### Provided information
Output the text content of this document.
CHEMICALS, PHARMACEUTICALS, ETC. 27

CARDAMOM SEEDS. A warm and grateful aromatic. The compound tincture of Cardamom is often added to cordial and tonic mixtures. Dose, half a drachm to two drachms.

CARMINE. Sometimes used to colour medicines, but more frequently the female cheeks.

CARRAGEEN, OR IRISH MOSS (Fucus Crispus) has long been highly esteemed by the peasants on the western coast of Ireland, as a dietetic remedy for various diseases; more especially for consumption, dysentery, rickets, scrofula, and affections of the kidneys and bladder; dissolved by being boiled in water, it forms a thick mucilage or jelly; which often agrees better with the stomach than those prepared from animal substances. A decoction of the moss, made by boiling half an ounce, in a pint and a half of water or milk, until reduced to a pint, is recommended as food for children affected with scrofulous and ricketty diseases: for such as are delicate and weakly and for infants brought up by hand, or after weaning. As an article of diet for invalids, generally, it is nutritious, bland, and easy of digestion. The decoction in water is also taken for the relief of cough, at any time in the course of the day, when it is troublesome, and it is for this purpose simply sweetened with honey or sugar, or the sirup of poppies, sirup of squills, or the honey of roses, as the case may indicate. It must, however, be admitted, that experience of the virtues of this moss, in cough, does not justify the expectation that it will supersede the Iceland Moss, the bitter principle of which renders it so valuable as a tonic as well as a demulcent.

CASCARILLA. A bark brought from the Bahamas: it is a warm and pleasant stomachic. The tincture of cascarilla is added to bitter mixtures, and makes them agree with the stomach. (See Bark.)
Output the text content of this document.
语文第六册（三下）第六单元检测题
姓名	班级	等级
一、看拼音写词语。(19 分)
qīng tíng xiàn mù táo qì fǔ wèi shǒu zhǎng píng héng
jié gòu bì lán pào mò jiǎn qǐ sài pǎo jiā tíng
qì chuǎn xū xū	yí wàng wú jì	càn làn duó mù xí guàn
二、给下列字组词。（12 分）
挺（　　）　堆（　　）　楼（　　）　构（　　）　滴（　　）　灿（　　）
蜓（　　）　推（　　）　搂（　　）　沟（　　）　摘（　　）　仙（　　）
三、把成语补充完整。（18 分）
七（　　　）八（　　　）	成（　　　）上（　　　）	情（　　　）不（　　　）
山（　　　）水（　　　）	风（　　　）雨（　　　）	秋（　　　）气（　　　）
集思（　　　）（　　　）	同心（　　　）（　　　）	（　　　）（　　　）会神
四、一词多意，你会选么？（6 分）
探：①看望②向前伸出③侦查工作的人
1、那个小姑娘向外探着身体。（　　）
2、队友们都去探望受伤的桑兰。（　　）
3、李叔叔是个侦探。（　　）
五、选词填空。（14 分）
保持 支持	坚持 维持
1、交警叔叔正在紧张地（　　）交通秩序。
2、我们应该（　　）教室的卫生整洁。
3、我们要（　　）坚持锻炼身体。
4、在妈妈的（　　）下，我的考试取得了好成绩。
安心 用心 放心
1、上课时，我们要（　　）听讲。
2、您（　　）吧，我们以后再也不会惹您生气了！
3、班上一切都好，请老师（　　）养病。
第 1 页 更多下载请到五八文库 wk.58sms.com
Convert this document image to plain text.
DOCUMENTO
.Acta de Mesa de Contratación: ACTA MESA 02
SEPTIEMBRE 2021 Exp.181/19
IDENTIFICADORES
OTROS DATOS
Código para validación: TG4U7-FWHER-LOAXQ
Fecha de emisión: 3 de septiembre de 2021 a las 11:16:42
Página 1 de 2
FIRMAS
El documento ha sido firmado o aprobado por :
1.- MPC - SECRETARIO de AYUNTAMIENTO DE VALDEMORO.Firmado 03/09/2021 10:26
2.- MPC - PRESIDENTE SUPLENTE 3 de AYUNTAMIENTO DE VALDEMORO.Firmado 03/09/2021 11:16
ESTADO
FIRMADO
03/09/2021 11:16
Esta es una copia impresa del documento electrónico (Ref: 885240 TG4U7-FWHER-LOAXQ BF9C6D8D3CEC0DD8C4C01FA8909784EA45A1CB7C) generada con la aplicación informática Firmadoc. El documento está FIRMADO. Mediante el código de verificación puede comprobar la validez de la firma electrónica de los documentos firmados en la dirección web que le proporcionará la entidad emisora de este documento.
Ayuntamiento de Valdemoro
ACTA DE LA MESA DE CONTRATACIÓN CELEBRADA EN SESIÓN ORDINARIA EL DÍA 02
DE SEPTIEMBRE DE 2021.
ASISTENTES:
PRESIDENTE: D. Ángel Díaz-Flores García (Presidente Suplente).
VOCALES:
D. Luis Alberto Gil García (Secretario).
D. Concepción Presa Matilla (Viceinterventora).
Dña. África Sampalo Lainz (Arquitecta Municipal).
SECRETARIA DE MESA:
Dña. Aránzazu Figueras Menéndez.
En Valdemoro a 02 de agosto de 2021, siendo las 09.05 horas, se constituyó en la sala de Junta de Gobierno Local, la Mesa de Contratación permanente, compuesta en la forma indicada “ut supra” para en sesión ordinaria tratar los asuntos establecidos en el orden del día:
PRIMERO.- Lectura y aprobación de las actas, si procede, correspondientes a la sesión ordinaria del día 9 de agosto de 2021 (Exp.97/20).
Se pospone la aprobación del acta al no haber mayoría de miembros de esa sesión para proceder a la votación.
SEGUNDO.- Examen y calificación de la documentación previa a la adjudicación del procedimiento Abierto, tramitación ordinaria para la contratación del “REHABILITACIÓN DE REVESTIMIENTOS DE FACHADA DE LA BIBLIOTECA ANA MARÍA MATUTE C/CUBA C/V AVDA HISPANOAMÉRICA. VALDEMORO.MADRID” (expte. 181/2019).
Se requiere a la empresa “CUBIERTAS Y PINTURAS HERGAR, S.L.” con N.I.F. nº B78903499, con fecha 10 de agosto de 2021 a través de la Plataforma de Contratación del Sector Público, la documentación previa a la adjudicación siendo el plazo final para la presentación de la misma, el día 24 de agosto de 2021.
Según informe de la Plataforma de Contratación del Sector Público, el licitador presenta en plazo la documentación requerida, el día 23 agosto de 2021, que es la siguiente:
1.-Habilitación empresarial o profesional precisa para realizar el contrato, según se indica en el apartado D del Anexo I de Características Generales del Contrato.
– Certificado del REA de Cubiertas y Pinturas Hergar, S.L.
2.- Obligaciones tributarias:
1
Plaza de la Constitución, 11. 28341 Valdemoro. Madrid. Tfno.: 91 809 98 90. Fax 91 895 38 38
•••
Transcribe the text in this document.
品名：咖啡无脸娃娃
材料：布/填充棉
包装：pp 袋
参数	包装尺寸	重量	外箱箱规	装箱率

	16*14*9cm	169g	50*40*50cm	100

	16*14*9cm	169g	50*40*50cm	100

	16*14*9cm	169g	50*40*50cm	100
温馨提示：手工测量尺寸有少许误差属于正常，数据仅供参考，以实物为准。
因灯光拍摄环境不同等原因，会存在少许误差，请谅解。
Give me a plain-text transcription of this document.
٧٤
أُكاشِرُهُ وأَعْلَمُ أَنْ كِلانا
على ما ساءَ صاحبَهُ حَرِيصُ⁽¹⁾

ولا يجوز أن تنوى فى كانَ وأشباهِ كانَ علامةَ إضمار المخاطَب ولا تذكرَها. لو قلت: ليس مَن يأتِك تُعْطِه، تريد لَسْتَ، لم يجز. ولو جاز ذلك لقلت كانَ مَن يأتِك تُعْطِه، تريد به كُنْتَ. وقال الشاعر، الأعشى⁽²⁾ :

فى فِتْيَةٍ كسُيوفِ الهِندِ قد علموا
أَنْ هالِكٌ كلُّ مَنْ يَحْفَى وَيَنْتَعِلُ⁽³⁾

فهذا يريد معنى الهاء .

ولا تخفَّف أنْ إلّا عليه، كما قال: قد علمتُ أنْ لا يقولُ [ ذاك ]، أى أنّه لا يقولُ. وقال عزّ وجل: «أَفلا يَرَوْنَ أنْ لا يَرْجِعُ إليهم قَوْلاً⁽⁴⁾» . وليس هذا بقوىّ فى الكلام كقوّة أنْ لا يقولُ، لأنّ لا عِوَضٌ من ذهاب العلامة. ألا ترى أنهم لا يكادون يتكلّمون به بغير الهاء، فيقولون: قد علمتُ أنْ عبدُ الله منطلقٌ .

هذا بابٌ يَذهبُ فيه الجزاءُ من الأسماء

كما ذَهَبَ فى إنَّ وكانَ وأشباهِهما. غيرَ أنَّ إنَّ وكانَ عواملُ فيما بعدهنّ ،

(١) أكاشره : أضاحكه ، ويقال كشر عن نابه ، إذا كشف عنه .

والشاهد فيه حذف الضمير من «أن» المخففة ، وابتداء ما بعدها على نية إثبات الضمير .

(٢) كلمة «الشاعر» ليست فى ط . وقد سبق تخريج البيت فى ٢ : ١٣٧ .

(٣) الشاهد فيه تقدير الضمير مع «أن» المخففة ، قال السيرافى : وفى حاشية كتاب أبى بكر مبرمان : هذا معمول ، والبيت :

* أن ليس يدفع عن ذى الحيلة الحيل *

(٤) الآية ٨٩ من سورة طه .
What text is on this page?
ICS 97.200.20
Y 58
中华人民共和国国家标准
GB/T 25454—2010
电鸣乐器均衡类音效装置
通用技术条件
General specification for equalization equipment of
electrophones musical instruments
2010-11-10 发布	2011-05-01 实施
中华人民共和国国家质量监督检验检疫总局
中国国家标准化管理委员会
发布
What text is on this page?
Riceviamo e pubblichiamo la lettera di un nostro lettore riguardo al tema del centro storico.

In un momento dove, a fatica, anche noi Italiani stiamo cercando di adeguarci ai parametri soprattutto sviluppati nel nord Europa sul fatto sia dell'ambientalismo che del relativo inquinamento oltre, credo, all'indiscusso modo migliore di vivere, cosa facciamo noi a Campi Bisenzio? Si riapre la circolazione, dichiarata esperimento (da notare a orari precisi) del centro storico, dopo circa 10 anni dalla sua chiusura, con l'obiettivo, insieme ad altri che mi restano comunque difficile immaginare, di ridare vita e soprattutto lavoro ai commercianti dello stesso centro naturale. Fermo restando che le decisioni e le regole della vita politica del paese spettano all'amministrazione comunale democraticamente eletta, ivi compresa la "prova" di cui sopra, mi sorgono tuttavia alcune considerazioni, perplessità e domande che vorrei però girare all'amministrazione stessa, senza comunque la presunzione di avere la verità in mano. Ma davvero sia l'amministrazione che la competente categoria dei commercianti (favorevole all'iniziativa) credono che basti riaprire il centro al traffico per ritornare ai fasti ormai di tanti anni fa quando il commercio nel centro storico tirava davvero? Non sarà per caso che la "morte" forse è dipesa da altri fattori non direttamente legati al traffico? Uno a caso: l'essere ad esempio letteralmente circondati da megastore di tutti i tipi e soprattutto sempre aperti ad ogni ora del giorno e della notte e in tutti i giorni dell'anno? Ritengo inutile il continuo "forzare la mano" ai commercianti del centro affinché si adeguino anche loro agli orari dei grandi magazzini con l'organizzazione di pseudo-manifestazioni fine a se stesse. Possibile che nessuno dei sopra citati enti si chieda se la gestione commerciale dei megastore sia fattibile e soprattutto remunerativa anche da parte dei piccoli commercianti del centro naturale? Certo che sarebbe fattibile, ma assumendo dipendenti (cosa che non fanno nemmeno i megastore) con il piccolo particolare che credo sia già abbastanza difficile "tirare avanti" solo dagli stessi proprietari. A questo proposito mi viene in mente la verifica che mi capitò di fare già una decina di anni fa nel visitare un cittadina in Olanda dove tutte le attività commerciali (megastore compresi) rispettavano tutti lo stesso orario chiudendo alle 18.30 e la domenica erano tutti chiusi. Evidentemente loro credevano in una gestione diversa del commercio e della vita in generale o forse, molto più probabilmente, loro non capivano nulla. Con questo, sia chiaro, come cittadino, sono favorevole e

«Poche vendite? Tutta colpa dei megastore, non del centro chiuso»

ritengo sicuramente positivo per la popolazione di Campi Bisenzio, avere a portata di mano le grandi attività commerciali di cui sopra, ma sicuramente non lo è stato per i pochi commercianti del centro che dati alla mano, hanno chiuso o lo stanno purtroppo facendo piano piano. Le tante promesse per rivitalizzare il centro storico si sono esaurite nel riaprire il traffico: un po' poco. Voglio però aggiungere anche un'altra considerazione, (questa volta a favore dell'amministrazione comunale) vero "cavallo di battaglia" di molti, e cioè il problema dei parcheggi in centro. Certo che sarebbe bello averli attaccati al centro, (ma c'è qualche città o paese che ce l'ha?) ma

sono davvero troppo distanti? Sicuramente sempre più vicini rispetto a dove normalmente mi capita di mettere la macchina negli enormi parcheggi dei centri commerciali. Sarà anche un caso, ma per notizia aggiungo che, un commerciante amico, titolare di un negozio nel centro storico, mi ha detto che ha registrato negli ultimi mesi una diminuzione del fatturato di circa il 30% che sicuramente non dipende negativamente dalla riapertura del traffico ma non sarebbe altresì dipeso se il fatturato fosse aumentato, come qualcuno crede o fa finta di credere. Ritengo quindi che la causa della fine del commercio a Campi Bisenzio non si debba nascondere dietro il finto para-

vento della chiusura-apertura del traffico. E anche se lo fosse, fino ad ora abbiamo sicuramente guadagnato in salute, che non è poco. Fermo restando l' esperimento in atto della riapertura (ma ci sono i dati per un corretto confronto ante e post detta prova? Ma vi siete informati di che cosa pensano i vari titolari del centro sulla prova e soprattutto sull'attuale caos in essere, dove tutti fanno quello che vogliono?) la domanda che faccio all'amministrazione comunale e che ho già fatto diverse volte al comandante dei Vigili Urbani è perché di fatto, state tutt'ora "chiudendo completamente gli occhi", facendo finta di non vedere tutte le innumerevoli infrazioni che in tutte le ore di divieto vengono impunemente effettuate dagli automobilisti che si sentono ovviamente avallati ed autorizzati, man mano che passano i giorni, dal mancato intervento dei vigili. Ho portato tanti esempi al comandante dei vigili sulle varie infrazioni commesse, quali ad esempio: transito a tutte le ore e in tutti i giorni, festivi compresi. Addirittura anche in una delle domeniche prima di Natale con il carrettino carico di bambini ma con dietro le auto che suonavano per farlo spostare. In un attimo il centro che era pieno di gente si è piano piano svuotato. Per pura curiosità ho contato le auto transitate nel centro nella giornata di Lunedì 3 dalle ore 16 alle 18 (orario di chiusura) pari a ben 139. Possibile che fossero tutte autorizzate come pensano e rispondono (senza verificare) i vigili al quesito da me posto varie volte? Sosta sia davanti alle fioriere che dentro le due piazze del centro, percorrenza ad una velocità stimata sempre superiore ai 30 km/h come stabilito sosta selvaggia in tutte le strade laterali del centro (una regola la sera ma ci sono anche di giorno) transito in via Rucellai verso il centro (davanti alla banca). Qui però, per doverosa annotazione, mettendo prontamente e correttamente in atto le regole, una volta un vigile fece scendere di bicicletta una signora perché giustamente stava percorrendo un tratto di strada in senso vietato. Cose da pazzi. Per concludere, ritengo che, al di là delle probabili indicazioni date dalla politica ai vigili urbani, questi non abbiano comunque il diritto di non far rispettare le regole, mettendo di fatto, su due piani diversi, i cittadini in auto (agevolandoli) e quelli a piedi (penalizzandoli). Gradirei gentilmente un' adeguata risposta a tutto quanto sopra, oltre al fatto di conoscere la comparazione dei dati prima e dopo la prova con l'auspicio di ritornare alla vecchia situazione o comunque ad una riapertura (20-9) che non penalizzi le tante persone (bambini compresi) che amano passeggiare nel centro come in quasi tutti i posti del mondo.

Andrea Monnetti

### Task directions
Copy each line of the entries that includes the word "الشاعر".

### Problem solution
ولا يجوز أن تنوى فى كانَ وأشباهِ كانَ علامةَ إضمار المخاطَب ولا تذكرَها. لو قلت: ليس مَن يأتِك تُعْطِه، تريد لَسْتَ، لم يجز. ولو جاز ذلك لقلت كانَ مَن يأتِك تُعْطِه، تريد به كُنْتَ. وقال الشاعر، الأعشى⁽²⁾ :
(٢) كلمة «الشاعر» ليست فى ط . وقد سبق تخريج البيت فى ٢ : ١٣٧ .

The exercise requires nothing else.